**Stored entries:**
===

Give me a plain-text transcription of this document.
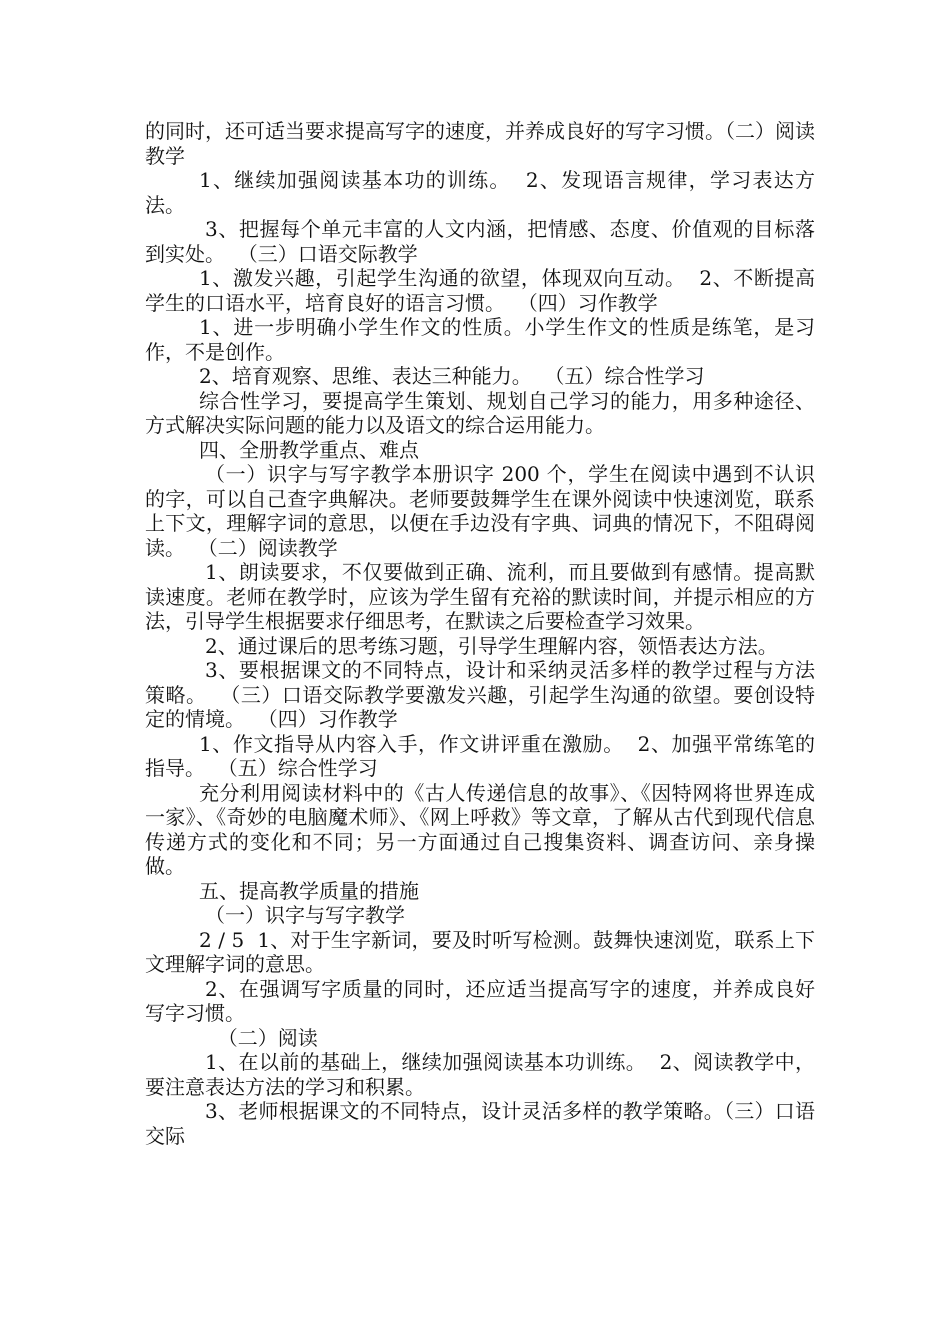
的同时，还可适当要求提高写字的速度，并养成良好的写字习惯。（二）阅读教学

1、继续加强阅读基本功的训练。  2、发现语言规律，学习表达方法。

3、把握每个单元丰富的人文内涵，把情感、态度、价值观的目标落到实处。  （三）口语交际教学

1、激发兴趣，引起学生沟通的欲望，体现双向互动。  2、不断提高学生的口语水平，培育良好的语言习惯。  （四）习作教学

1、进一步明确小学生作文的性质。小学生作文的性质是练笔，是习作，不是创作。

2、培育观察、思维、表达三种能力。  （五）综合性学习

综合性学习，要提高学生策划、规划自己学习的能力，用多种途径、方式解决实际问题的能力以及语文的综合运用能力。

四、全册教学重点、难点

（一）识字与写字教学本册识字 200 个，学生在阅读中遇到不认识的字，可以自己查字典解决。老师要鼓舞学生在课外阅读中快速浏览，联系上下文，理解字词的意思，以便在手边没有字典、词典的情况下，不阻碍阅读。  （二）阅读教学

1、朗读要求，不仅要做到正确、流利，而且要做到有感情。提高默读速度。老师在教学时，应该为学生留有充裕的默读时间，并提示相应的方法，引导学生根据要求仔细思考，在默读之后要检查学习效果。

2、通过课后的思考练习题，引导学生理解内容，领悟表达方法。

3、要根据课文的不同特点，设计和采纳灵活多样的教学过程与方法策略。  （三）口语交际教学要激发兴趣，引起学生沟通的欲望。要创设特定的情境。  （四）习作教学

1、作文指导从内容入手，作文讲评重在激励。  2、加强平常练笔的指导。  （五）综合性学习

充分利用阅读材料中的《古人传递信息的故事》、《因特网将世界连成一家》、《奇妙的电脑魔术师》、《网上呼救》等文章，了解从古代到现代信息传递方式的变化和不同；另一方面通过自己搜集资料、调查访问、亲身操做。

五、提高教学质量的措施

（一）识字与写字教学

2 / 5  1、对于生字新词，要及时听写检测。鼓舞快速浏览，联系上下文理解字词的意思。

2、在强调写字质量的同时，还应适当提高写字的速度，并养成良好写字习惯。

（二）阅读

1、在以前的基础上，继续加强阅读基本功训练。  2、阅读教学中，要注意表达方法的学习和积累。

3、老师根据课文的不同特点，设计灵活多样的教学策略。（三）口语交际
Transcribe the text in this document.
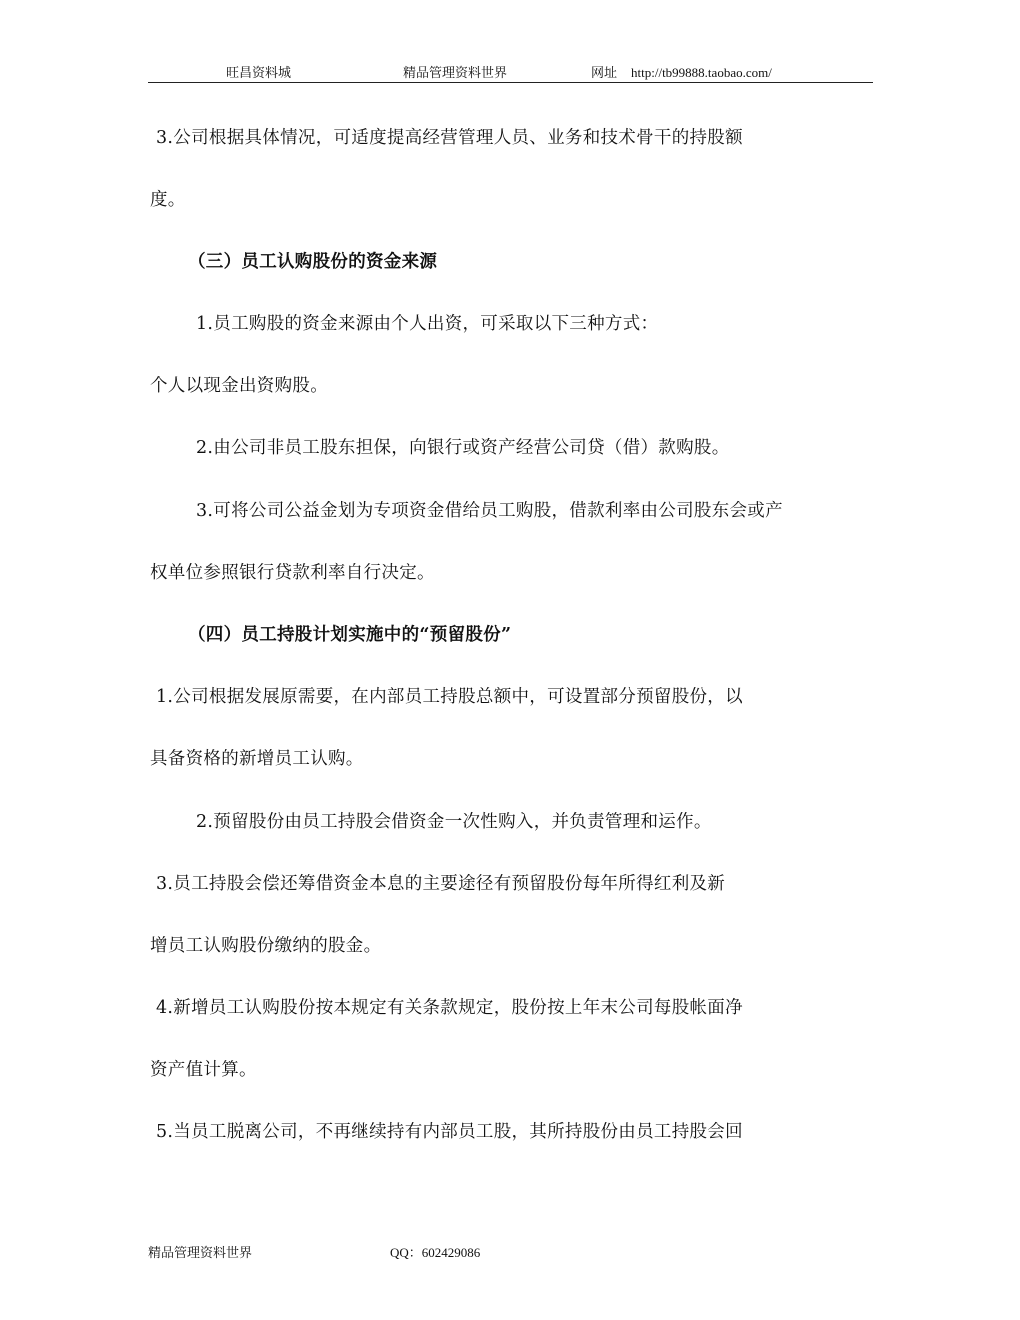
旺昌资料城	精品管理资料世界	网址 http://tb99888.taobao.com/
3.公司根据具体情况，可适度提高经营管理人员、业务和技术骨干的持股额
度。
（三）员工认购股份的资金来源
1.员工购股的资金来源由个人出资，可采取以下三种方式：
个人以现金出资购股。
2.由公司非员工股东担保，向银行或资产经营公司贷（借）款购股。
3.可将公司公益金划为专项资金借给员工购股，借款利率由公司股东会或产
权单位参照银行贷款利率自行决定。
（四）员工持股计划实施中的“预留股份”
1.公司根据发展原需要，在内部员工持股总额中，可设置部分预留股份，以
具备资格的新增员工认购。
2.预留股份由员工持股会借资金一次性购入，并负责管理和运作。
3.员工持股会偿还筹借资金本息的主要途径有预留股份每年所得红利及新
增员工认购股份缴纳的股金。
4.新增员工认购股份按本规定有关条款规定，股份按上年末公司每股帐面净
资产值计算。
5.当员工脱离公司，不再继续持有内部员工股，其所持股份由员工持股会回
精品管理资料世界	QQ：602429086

===

Note each line of the entries that has "综合性学习" in it, and copy those lines.

**Final result:**
2、培育观察、思维、表达三种能力。  （五）综合性学习
综合性学习，要提高学生策划、规划自己学习的能力，用多种途径、方式解决实际问题的能力以及语文的综合运用能力。
1、作文指导从内容入手，作文讲评重在激励。  2、加强平常练笔的指导。  （五）综合性学习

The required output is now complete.